--- START OF INPUT ROWS ---
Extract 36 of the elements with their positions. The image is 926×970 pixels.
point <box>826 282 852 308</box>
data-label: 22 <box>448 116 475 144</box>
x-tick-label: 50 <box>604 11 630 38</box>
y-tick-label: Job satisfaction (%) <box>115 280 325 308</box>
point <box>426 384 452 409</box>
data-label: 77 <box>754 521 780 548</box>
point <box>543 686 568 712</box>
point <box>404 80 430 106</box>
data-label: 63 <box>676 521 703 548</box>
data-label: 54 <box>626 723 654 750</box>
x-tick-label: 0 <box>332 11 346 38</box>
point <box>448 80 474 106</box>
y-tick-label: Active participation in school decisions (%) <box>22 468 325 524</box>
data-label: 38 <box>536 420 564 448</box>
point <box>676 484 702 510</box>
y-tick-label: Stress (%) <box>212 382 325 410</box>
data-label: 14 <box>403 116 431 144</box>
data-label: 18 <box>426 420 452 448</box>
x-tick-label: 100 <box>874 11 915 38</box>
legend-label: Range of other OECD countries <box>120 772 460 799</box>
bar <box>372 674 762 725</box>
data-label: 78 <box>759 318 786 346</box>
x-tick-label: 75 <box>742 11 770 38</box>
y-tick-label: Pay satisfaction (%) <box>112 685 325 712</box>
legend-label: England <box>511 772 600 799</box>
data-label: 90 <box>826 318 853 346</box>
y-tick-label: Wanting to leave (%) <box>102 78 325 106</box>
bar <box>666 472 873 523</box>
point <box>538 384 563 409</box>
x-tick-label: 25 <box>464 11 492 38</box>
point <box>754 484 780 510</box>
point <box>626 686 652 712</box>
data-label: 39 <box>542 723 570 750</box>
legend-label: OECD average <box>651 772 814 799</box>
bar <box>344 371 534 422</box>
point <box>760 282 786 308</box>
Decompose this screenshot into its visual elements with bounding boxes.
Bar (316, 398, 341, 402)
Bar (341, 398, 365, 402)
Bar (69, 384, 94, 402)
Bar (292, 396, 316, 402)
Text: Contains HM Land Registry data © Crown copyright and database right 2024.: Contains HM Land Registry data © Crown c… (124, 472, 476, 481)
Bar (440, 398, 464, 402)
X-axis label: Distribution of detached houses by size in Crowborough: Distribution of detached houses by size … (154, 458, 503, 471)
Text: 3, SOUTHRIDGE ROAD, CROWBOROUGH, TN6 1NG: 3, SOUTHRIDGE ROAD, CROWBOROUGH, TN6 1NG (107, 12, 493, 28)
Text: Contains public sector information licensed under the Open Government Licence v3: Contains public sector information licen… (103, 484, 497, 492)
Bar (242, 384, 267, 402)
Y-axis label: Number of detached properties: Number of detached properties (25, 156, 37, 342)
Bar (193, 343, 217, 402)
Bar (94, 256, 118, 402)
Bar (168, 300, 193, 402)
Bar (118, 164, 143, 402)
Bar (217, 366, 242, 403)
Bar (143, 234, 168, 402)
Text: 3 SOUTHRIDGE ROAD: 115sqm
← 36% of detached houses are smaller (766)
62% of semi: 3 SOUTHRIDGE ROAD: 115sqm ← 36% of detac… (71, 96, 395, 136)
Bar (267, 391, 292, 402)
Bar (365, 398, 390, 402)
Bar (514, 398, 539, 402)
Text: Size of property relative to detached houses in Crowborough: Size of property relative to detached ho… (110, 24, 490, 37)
--- END OF INPUT ROWS ---
--- START OF INPUT ROWS ---
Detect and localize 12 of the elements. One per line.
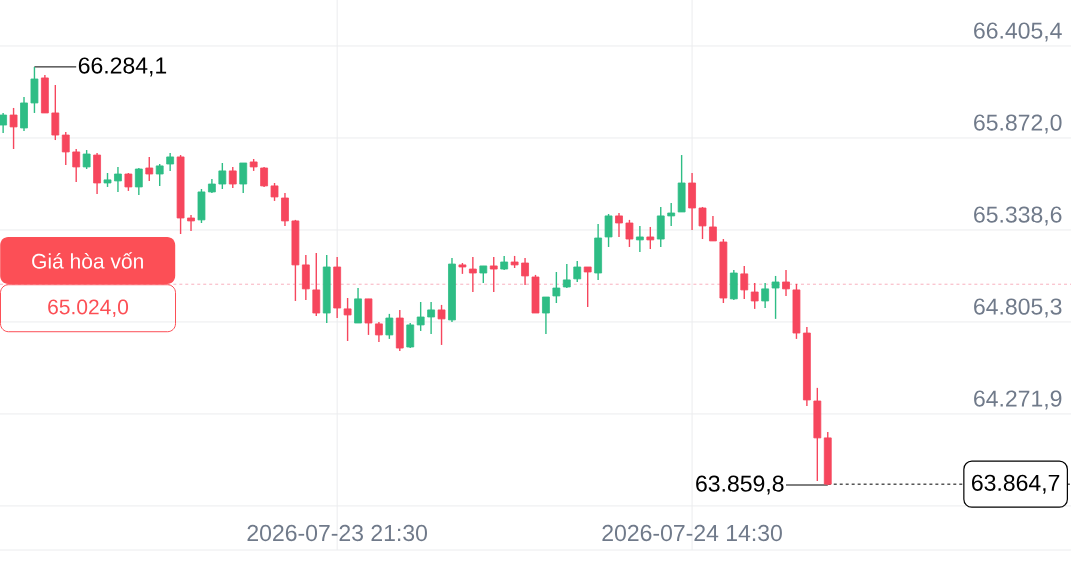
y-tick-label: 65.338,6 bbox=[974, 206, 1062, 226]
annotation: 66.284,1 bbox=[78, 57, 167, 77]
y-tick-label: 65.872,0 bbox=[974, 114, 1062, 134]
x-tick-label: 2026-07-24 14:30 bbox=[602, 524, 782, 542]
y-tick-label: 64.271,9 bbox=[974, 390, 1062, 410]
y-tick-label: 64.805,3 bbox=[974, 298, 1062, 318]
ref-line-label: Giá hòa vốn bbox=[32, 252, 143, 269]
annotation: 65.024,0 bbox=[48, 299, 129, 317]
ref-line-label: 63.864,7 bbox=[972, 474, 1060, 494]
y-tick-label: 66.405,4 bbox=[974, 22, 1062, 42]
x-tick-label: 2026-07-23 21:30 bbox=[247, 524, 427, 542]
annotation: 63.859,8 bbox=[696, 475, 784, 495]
--- END OF INPUT ROWS ---
--- START OF INPUT ROWS ---
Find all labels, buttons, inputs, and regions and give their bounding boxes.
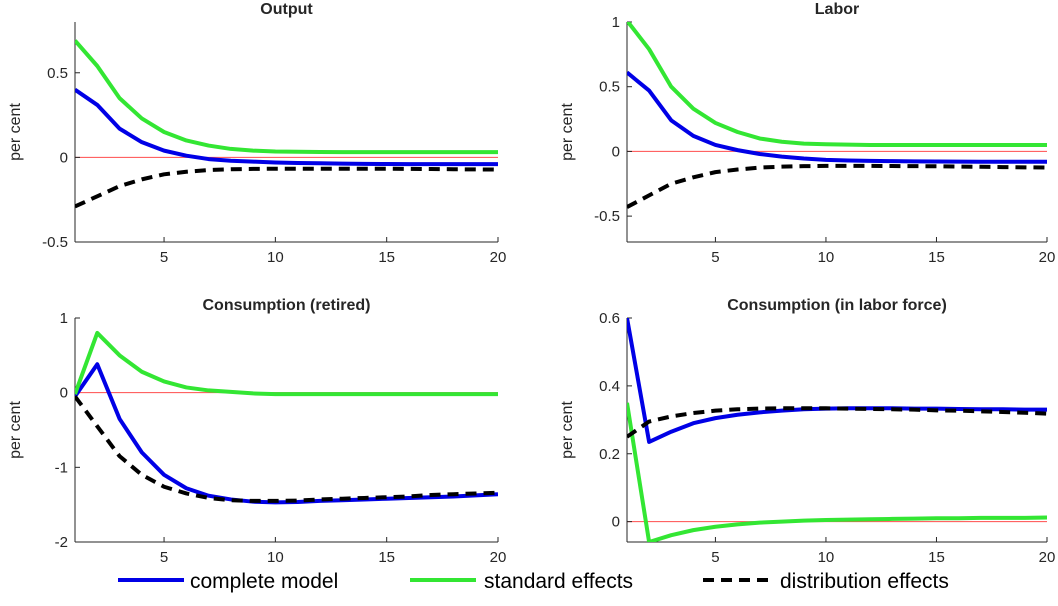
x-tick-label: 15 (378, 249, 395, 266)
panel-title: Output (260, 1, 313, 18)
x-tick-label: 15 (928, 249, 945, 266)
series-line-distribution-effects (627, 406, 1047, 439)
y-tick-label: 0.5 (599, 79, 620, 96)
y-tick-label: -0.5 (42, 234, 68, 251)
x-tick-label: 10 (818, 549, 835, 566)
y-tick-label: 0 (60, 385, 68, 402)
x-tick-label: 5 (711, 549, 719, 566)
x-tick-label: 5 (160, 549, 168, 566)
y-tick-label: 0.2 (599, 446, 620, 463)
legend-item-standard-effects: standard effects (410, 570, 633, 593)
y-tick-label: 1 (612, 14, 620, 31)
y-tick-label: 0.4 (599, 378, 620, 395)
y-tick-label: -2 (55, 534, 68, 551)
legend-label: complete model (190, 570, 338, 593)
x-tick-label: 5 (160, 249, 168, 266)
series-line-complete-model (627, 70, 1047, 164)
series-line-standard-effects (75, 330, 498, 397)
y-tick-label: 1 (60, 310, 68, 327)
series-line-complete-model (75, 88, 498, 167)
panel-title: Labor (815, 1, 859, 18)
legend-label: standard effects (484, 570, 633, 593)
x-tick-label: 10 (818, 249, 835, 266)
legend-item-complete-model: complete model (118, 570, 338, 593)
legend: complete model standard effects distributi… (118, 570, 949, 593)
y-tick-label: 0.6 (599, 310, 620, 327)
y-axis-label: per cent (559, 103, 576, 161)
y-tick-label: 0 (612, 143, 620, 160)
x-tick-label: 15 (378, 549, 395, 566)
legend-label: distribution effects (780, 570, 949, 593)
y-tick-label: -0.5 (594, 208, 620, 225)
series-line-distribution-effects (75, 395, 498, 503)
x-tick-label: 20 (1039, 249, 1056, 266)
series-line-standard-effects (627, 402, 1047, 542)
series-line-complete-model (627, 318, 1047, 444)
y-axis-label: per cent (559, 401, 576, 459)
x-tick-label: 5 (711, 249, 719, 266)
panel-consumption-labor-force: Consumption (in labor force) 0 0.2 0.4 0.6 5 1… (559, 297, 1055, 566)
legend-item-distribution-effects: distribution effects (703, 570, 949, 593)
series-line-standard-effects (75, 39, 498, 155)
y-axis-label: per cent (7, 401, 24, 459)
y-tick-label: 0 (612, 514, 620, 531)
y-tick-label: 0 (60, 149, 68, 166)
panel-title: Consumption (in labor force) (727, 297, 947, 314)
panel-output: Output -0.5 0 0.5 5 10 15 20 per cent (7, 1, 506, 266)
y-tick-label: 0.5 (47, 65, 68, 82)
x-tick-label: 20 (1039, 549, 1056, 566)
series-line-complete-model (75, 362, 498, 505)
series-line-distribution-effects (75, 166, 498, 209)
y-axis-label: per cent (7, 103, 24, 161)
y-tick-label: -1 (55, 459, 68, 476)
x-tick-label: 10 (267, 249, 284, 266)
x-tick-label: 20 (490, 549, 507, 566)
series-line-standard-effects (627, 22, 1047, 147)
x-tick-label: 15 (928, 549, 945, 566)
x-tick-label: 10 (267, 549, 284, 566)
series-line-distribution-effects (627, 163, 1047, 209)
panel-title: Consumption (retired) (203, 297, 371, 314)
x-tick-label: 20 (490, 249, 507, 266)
--- END OF INPUT ROWS ---
> TASK STATEMENT
How many lines in the material above contain the string "OECD"? Reply with the number alone.

> THE REPLY
2